Q - Le congrès a décidé de débattre de la réforme des retraites et du contrat de travail. Comment ce débat va-t-il se mettre en oeuvre au sein de la CFDT ?
R - À Grenoble, je me suis engagé à poursuivre la démarche de dialogue interne avec les militants et les adhérents. Le Bureau national a décidé la semaine dernière de lancer fin octobre des rencontres de syndicats afin d'expliquer les décisions du congrès et d'ouvrir la réflexion sur l'évolution du contrat de travail dans le cadre de la sécurisation des parcours professionnels. Deuxième initiative : la mise en place dès novembre d'un groupe de travail du BN en vue de la préparation d'un dossier sur nos systèmes de retraite, qui sera proposé aux fédérations et aux régions en début d'année. Avant l'été 2007, nous organiserons une seconde série de rencontres. Tant sur les retraites que sur le contrat de travail, il y aura des débats avec les militants avant de fixer des orientations pour la CFDT.

CONSIGNE:
D'après l'extrait sur la CFDT :
(a) Quand le Bureau national prévoit-il de lancer des rencontres de syndicats ?
(b) À partir de quand le groupe de travail du BN sur les systèmes de retraite sera-t-il mis en place ?
(c) Avant quelle échéance une seconde série de rencontres sera-t-elle organisée ?

ENTRÉES FOURNIES:
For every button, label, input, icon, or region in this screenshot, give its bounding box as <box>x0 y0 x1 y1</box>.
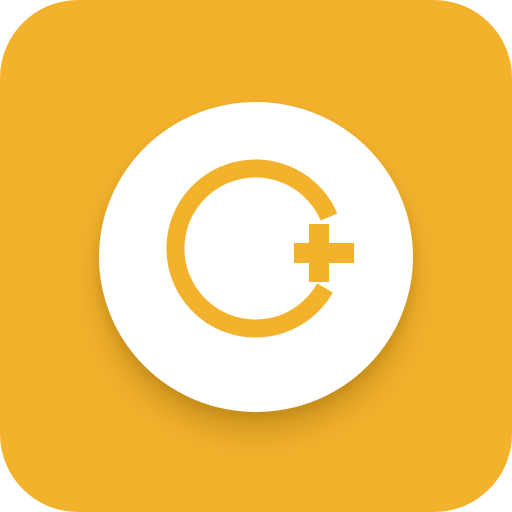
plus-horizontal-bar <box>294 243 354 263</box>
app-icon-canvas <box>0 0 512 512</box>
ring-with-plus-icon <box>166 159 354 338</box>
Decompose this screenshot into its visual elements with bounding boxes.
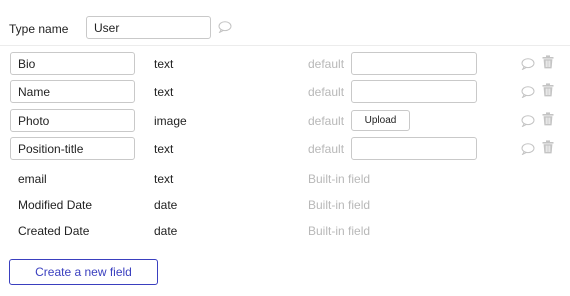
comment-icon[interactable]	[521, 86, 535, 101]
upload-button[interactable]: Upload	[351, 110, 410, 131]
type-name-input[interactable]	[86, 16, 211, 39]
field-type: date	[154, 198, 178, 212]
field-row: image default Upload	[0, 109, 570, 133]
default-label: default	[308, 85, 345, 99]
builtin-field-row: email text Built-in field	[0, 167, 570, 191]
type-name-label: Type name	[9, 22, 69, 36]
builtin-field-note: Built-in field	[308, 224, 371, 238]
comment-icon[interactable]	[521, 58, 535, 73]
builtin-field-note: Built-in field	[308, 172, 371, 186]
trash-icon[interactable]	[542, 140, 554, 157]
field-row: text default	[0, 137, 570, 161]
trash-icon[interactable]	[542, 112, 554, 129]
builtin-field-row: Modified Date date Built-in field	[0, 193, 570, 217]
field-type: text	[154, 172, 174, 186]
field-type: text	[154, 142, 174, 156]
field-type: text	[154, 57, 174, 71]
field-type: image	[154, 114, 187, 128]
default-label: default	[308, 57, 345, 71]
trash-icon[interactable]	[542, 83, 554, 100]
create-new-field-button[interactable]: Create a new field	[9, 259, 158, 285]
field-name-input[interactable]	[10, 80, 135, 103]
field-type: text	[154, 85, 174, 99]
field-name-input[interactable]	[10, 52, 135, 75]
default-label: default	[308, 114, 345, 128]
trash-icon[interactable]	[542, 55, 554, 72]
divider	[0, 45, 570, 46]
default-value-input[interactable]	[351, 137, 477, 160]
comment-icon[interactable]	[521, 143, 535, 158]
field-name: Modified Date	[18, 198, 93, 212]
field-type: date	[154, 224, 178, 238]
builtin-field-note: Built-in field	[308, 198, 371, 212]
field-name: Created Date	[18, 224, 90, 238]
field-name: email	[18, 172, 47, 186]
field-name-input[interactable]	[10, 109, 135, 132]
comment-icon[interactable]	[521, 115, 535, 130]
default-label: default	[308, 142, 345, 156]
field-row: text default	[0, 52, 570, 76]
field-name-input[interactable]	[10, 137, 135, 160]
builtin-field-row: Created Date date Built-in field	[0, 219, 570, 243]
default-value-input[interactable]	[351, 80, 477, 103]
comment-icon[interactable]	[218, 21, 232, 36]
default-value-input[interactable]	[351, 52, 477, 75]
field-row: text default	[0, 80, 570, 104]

* * *

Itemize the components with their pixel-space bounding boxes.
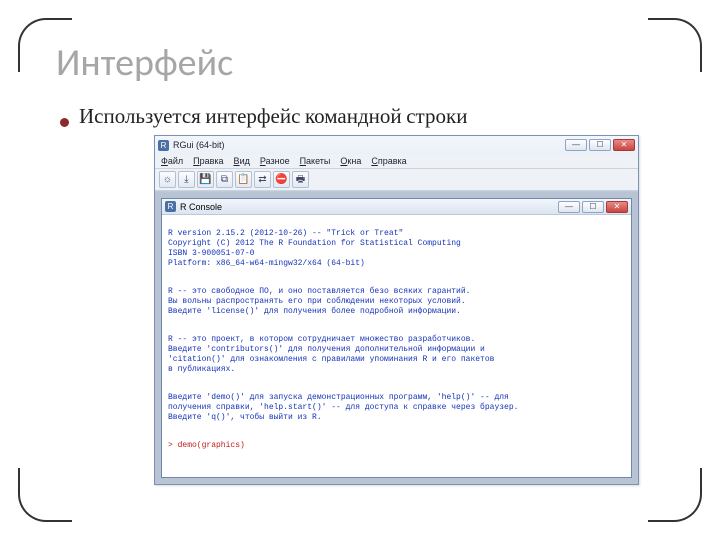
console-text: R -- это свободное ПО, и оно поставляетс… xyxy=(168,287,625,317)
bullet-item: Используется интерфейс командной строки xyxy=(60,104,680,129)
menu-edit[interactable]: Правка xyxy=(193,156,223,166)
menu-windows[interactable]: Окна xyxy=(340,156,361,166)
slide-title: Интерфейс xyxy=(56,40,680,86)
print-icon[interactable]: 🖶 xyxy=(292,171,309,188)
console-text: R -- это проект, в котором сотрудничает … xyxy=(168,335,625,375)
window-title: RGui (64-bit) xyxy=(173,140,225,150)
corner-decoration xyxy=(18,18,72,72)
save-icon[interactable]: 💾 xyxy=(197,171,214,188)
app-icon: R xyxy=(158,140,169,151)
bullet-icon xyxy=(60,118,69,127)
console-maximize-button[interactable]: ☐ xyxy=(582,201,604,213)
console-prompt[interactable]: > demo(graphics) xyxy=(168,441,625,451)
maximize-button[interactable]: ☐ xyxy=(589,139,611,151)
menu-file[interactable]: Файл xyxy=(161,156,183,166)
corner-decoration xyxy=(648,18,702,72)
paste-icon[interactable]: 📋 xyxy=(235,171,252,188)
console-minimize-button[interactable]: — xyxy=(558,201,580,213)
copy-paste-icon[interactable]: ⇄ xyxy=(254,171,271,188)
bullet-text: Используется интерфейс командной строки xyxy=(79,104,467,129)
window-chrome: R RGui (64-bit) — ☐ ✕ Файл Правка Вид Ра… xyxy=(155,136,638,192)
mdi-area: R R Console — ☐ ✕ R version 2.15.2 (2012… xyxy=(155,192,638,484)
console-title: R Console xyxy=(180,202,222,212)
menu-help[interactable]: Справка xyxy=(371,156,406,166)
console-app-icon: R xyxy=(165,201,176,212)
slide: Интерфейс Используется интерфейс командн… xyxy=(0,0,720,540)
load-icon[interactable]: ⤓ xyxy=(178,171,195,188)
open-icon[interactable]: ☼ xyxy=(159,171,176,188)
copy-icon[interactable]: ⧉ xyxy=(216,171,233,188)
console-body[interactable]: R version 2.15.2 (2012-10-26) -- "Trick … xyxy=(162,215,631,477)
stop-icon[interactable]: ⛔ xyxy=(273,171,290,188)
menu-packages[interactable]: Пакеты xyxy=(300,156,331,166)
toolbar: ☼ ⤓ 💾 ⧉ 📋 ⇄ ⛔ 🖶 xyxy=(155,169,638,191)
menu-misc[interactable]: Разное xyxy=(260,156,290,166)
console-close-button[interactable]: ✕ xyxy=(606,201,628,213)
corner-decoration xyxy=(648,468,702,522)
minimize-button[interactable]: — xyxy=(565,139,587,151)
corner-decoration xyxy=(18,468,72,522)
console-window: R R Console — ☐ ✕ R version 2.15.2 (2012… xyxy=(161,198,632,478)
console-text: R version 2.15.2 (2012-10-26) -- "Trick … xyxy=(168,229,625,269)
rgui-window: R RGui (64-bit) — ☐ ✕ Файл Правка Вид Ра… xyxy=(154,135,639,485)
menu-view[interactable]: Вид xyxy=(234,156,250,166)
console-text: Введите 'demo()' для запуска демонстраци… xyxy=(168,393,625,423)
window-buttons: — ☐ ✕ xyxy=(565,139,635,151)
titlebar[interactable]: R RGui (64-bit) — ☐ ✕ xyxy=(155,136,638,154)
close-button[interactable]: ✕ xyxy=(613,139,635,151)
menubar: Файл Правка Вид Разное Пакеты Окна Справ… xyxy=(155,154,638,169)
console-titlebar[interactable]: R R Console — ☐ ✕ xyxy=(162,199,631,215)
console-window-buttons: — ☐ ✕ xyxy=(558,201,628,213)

RÉSULTAT ATTENDU:
(a) Fin octobre.
(b) Dès novembre.
(c) Avant l'été 2007.